- DIRECTIVE -
Reproduce the records below in their entirety, character for character.

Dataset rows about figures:
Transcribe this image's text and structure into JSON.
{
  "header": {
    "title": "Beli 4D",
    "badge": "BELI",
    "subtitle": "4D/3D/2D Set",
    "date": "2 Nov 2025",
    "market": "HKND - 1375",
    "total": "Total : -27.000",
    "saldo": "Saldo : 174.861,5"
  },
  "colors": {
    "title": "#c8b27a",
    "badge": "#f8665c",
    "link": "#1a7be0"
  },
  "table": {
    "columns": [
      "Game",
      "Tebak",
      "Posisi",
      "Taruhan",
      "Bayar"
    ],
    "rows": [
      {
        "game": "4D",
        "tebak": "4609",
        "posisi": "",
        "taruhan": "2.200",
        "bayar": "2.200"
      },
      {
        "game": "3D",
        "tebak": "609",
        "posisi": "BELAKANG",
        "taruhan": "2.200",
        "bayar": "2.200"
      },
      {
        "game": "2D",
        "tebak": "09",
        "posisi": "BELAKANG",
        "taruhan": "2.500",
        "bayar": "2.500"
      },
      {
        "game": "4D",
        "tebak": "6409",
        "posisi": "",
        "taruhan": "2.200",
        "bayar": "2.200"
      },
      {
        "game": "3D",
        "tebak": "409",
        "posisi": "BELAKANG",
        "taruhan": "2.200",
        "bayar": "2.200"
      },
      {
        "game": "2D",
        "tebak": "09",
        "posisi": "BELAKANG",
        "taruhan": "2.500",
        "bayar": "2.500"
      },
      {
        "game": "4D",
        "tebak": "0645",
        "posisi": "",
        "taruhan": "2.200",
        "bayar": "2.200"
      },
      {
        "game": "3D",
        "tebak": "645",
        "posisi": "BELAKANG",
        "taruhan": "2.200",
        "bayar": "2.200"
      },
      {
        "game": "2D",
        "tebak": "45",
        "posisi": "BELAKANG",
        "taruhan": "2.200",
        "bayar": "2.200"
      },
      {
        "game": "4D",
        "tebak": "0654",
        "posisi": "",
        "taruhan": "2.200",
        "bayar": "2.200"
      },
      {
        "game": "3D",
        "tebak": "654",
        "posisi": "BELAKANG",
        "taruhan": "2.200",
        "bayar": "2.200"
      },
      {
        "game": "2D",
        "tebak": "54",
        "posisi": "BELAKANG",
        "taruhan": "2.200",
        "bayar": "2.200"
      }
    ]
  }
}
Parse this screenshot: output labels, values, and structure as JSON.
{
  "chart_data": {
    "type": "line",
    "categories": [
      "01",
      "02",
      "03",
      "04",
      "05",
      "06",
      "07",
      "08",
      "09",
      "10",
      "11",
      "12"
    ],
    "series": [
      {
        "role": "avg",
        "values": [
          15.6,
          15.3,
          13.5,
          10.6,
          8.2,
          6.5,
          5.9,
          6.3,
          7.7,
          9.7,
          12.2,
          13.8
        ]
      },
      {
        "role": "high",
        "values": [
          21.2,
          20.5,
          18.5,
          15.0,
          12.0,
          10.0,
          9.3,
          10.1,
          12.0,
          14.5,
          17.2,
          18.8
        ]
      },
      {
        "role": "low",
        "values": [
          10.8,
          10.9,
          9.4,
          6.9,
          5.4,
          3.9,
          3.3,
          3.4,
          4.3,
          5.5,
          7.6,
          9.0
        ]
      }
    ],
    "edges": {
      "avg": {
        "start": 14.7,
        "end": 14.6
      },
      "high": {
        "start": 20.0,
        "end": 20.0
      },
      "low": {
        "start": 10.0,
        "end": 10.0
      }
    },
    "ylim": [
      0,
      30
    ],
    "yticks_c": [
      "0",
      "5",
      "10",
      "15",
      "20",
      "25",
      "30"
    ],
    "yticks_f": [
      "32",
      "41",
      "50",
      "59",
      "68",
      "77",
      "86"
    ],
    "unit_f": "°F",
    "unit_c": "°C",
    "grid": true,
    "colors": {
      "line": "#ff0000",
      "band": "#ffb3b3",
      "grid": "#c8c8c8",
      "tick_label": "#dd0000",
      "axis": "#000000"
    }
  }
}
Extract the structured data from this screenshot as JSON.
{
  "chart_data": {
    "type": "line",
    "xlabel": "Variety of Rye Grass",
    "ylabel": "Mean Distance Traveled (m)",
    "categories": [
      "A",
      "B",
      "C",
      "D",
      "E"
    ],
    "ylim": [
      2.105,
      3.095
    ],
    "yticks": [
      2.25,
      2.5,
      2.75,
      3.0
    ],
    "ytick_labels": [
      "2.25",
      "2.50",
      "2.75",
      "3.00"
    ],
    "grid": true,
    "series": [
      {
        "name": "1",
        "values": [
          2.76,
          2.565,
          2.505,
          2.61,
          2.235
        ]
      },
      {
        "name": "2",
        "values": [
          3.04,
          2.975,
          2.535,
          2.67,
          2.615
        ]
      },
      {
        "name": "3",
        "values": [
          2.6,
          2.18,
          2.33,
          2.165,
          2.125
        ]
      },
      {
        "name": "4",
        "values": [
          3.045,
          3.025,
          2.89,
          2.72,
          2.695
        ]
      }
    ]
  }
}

- WRITTEN REPLY -
Transcribe this image's text and structure into JSON.
{
  "header": {
    "title": "Beli 4D",
    "badge": "BELI",
    "subtitle": "4D/3D/2D Set",
    "date": "2 Nov 2025",
    "market": "HKND - 1375",
    "total": "Total : -27.000",
    "saldo": "Saldo : 174.861,5"
  },
  "colors": {
    "title": "#c8b27a",
    "badge": "#f8665c",
    "link": "#1a7be0"
  },
  "table": {
    "columns": [
      "Game",
      "Tebak",
      "Posisi",
      "Taruhan",
      "Bayar"
    ],
    "rows": [
      {
        "game": "4D",
        "tebak": "4609",
        "posisi": "",
        "taruhan": "2.200",
        "bayar": "2.200"
      },
      {
        "game": "3D",
        "tebak": "609",
        "posisi": "BELAKANG",
        "taruhan": "2.200",
        "bayar": "2.200"
      },
      {
        "game": "2D",
        "tebak": "09",
        "posisi": "BELAKANG",
        "taruhan": "2.500",
        "bayar": "2.500"
      },
      {
        "game": "4D",
        "tebak": "6409",
        "posisi": "",
        "taruhan": "2.200",
        "bayar": "2.200"
      },
      {
        "game": "3D",
        "tebak": "409",
        "posisi": "BELAKANG",
        "taruhan": "2.200",
        "bayar": "2.200"
      },
      {
        "game": "2D",
        "tebak": "09",
        "posisi": "BELAKANG",
        "taruhan": "2.500",
        "bayar": "2.500"
      },
      {
        "game": "4D",
        "tebak": "0645",
        "posisi": "",
        "taruhan": "2.200",
        "bayar": "2.200"
      },
      {
        "game": "3D",
        "tebak": "645",
        "posisi": "BELAKANG",
        "taruhan": "2.200",
        "bayar": "2.200"
      },
      {
        "game": "2D",
        "tebak": "45",
        "posisi": "BELAKANG",
        "taruhan": "2.200",
        "bayar": "2.200"
      },
      {
        "game": "4D",
        "tebak": "0654",
        "posisi": "",
        "taruhan": "2.200",
        "bayar": "2.200"
      },
      {
        "game": "3D",
        "tebak": "654",
        "posisi": "BELAKANG",
        "taruhan": "2.200",
        "bayar": "2.200"
      },
      {
        "game": "2D",
        "tebak": "54",
        "posisi": "BELAKANG",
        "taruhan": "2.200",
        "bayar": "2.200"
      }
    ]
  }
}
Parse this screenshot: output labels, values, and structure as JSON.
{
  "chart_data": {
    "type": "line",
    "categories": [
      "01",
      "02",
      "03",
      "04",
      "05",
      "06",
      "07",
      "08",
      "09",
      "10",
      "11",
      "12"
    ],
    "series": [
      {
        "role": "avg",
        "values": [
          15.6,
          15.3,
          13.5,
          10.6,
          8.2,
          6.5,
          5.9,
          6.3,
          7.7,
          9.7,
          12.2,
          13.8
        ]
      },
      {
        "role": "high",
        "values": [
          21.2,
          20.5,
          18.5,
          15.0,
          12.0,
          10.0,
          9.3,
          10.1,
          12.0,
          14.5,
          17.2,
          18.8
        ]
      },
      {
        "role": "low",
        "values": [
          10.8,
          10.9,
          9.4,
          6.9,
          5.4,
          3.9,
          3.3,
          3.4,
          4.3,
          5.5,
          7.6,
          9.0
        ]
      }
    ],
    "edges": {
      "avg": {
        "start": 14.7,
        "end": 14.6
      },
      "high": {
        "start": 20.0,
        "end": 20.0
      },
      "low": {
        "start": 10.0,
        "end": 10.0
      }
    },
    "ylim": [
      0,
      30
    ],
    "yticks_c": [
      "0",
      "5",
      "10",
      "15",
      "20",
      "25",
      "30"
    ],
    "yticks_f": [
      "32",
      "41",
      "50",
      "59",
      "68",
      "77",
      "86"
    ],
    "unit_f": "°F",
    "unit_c": "°C",
    "grid": true,
    "colors": {
      "line": "#ff0000",
      "band": "#ffb3b3",
      "grid": "#c8c8c8",
      "tick_label": "#dd0000",
      "axis": "#000000"
    }
  }
}
Extract the structured data from this screenshot as JSON.
{
  "chart_data": {
    "type": "line",
    "xlabel": "Variety of Rye Grass",
    "ylabel": "Mean Distance Traveled (m)",
    "categories": [
      "A",
      "B",
      "C",
      "D",
      "E"
    ],
    "ylim": [
      2.105,
      3.095
    ],
    "yticks": [
      2.25,
      2.5,
      2.75,
      3.0
    ],
    "ytick_labels": [
      "2.25",
      "2.50",
      "2.75",
      "3.00"
    ],
    "grid": true,
    "series": [
      {
        "name": "1",
        "values": [
          2.76,
          2.565,
          2.505,
          2.61,
          2.235
        ]
      },
      {
        "name": "2",
        "values": [
          3.04,
          2.975,
          2.535,
          2.67,
          2.615
        ]
      },
      {
        "name": "3",
        "values": [
          2.6,
          2.18,
          2.33,
          2.165,
          2.125
        ]
      },
      {
        "name": "4",
        "values": [
          3.045,
          3.025,
          2.89,
          2.72,
          2.695
        ]
      }
    ]
  }
}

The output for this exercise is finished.